Exercise task: Set down exactly the lines that run from the line with "Convert this document image to plain text." to the end of the data, and nothing else.

Records for this task:
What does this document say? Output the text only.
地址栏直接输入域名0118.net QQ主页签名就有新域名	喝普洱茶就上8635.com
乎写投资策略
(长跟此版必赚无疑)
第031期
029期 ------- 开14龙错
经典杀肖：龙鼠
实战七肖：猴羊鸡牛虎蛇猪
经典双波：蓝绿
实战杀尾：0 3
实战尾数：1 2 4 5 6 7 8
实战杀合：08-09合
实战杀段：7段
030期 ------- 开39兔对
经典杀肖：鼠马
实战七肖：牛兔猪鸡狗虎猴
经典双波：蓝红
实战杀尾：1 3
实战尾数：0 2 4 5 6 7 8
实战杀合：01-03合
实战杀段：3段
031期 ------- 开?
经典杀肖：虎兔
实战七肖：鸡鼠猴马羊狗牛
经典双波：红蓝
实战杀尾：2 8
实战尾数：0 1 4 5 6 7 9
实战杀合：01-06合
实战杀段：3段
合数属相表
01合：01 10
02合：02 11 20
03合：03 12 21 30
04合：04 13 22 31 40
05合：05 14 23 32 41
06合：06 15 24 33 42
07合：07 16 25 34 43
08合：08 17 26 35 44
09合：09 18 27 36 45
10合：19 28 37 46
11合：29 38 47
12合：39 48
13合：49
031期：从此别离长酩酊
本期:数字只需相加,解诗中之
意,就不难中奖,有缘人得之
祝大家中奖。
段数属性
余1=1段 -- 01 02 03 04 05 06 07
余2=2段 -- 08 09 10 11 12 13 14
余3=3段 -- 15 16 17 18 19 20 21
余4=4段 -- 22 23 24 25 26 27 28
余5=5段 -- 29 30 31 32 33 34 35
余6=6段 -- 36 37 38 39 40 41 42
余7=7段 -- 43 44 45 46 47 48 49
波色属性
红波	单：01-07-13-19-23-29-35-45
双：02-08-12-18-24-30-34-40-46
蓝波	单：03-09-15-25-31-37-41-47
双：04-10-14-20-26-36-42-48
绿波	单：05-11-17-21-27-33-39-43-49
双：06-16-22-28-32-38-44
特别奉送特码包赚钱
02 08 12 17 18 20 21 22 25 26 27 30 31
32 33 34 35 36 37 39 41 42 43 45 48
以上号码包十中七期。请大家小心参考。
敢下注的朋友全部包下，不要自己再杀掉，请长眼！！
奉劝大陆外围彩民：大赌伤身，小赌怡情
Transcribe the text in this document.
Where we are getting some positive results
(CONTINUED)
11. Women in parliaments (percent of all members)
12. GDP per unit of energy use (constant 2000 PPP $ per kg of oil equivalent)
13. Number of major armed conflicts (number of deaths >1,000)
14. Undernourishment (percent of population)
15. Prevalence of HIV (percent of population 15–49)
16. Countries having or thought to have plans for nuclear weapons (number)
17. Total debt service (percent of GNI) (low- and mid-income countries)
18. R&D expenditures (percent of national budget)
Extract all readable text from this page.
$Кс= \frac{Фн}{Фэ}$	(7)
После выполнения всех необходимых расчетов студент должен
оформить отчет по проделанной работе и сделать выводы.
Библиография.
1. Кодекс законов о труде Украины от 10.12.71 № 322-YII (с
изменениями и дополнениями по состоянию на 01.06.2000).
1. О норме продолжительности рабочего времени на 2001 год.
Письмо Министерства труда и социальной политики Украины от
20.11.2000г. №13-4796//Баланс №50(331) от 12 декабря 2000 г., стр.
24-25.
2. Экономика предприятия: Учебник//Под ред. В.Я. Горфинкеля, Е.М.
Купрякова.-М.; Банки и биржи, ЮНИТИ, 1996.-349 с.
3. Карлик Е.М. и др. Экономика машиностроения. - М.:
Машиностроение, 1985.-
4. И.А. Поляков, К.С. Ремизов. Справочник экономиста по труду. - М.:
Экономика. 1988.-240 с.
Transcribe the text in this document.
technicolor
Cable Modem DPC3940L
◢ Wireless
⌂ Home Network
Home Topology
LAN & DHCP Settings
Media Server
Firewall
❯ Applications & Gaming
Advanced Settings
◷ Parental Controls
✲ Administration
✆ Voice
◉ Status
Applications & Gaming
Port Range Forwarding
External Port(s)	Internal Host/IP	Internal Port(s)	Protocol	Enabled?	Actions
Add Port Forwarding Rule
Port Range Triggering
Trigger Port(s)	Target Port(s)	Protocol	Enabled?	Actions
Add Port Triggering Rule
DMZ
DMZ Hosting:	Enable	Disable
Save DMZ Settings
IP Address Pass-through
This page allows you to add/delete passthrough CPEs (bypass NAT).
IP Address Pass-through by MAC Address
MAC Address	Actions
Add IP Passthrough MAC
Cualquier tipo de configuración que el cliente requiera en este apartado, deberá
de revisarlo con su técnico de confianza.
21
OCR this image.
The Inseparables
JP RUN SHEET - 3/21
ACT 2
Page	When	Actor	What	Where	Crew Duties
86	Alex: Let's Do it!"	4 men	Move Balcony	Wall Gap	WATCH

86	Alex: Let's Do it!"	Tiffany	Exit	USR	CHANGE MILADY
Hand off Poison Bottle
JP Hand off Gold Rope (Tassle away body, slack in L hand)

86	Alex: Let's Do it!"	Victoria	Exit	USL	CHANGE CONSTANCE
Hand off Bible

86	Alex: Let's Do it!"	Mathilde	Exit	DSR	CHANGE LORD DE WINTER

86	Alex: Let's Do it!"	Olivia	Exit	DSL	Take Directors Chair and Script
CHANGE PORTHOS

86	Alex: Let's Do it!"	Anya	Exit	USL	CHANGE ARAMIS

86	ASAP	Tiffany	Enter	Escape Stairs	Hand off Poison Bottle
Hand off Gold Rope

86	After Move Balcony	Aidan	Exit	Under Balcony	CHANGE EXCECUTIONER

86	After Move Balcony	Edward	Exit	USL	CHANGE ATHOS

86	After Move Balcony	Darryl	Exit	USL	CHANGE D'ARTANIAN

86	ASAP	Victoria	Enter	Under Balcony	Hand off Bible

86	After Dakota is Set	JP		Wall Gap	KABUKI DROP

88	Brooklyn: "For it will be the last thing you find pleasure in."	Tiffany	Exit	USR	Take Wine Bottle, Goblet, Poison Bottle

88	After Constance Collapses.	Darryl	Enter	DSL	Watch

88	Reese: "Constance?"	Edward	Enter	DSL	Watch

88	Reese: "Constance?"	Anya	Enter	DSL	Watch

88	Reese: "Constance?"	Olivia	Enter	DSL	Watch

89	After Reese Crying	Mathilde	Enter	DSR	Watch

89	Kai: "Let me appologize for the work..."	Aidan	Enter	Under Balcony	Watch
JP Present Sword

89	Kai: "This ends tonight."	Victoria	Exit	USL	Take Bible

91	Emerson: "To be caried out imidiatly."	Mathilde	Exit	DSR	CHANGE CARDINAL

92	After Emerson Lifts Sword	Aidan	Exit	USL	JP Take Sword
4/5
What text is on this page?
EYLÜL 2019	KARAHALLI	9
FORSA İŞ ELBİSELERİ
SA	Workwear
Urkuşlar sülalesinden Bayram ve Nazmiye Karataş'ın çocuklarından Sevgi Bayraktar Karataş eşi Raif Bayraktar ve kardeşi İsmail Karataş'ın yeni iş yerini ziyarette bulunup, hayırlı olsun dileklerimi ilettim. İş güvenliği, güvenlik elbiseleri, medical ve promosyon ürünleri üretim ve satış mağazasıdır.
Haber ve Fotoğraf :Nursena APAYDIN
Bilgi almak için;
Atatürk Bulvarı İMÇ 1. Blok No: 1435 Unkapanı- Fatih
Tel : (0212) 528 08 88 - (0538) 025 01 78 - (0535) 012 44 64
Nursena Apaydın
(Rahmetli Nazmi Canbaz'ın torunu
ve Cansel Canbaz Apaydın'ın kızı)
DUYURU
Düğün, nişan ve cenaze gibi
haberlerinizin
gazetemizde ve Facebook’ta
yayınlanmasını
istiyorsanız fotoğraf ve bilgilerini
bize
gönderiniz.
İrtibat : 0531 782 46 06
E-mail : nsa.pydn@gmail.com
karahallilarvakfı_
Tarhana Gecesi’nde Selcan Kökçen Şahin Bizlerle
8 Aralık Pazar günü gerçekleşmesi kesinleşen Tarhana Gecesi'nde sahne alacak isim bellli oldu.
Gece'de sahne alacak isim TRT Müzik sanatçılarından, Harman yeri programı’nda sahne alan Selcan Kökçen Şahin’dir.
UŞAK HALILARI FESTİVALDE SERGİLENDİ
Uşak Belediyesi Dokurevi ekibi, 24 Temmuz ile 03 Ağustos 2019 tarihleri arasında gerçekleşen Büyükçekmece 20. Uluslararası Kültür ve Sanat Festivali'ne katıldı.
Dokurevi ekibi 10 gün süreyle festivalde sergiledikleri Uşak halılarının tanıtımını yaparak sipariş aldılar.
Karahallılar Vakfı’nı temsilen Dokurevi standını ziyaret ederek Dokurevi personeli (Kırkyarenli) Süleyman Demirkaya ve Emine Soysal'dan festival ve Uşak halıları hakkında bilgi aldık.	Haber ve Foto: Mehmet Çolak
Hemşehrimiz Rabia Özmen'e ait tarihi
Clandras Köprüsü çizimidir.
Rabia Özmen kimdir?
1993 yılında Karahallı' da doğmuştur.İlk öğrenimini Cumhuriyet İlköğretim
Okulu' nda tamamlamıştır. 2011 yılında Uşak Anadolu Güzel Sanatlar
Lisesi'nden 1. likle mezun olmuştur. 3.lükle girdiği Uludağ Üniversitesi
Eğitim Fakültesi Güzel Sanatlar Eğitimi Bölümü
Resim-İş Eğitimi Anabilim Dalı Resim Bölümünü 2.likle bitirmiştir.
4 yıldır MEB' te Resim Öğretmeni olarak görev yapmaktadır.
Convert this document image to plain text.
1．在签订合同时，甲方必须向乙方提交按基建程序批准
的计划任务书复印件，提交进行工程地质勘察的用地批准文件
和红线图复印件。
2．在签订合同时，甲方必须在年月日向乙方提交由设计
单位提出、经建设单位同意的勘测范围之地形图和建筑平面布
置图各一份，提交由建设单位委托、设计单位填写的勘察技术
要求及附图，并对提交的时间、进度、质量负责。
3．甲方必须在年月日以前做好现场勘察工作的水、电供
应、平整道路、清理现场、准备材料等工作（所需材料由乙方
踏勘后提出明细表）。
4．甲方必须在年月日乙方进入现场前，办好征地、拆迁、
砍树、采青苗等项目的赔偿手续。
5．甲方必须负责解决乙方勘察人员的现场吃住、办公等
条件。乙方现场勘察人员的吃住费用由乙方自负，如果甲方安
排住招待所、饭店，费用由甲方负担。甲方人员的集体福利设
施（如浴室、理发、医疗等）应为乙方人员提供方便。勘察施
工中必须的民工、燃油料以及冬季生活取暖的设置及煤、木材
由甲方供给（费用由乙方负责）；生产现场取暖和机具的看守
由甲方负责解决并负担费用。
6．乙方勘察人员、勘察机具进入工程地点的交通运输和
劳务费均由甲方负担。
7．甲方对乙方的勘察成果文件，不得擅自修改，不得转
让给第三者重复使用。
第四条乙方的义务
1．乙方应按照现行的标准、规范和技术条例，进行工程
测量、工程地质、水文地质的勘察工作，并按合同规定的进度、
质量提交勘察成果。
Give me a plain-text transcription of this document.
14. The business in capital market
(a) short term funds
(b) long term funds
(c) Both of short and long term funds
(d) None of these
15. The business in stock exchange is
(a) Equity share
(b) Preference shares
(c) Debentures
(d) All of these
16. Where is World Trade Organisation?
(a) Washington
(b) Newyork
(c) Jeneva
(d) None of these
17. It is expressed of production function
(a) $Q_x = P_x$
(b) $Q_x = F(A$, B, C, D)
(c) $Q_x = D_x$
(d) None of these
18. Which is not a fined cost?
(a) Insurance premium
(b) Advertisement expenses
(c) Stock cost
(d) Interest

Worked answer:
Convert this document image to plain text.
1．在签订合同时，甲方必须向乙方提交按基建程序批准
的计划任务书复印件，提交进行工程地质勘察的用地批准文件
和红线图复印件。
2．在签订合同时，甲方必须在年月日向乙方提交由设计
单位提出、经建设单位同意的勘测范围之地形图和建筑平面布
置图各一份，提交由建设单位委托、设计单位填写的勘察技术
要求及附图，并对提交的时间、进度、质量负责。
3．甲方必须在年月日以前做好现场勘察工作的水、电供
应、平整道路、清理现场、准备材料等工作（所需材料由乙方
踏勘后提出明细表）。
4．甲方必须在年月日乙方进入现场前，办好征地、拆迁、
砍树、采青苗等项目的赔偿手续。
5．甲方必须负责解决乙方勘察人员的现场吃住、办公等
条件。乙方现场勘察人员的吃住费用由乙方自负，如果甲方安
排住招待所、饭店，费用由甲方负担。甲方人员的集体福利设
施（如浴室、理发、医疗等）应为乙方人员提供方便。勘察施
工中必须的民工、燃油料以及冬季生活取暖的设置及煤、木材
由甲方供给（费用由乙方负责）；生产现场取暖和机具的看守
由甲方负责解决并负担费用。
6．乙方勘察人员、勘察机具进入工程地点的交通运输和
劳务费均由甲方负担。
7．甲方对乙方的勘察成果文件，不得擅自修改，不得转
让给第三者重复使用。
第四条乙方的义务
1．乙方应按照现行的标准、规范和技术条例，进行工程
测量、工程地质、水文地质的勘察工作，并按合同规定的进度、
质量提交勘察成果。
Give me a plain-text transcription of this document.
14. The business in capital market
(a) short term funds
(b) long term funds
(c) Both of short and long term funds
(d) None of these
15. The business in stock exchange is
(a) Equity share
(b) Preference shares
(c) Debentures
(d) All of these
16. Where is World Trade Organisation?
(a) Washington
(b) Newyork
(c) Jeneva
(d) None of these
17. It is expressed of production function
(a) $Q_x = P_x$
(b) $Q_x = F(A$, B, C, D)
(c) $Q_x = D_x$
(d) None of these
18. Which is not a fined cost?
(a) Insurance premium
(b) Advertisement expenses
(c) Stock cost
(d) Interest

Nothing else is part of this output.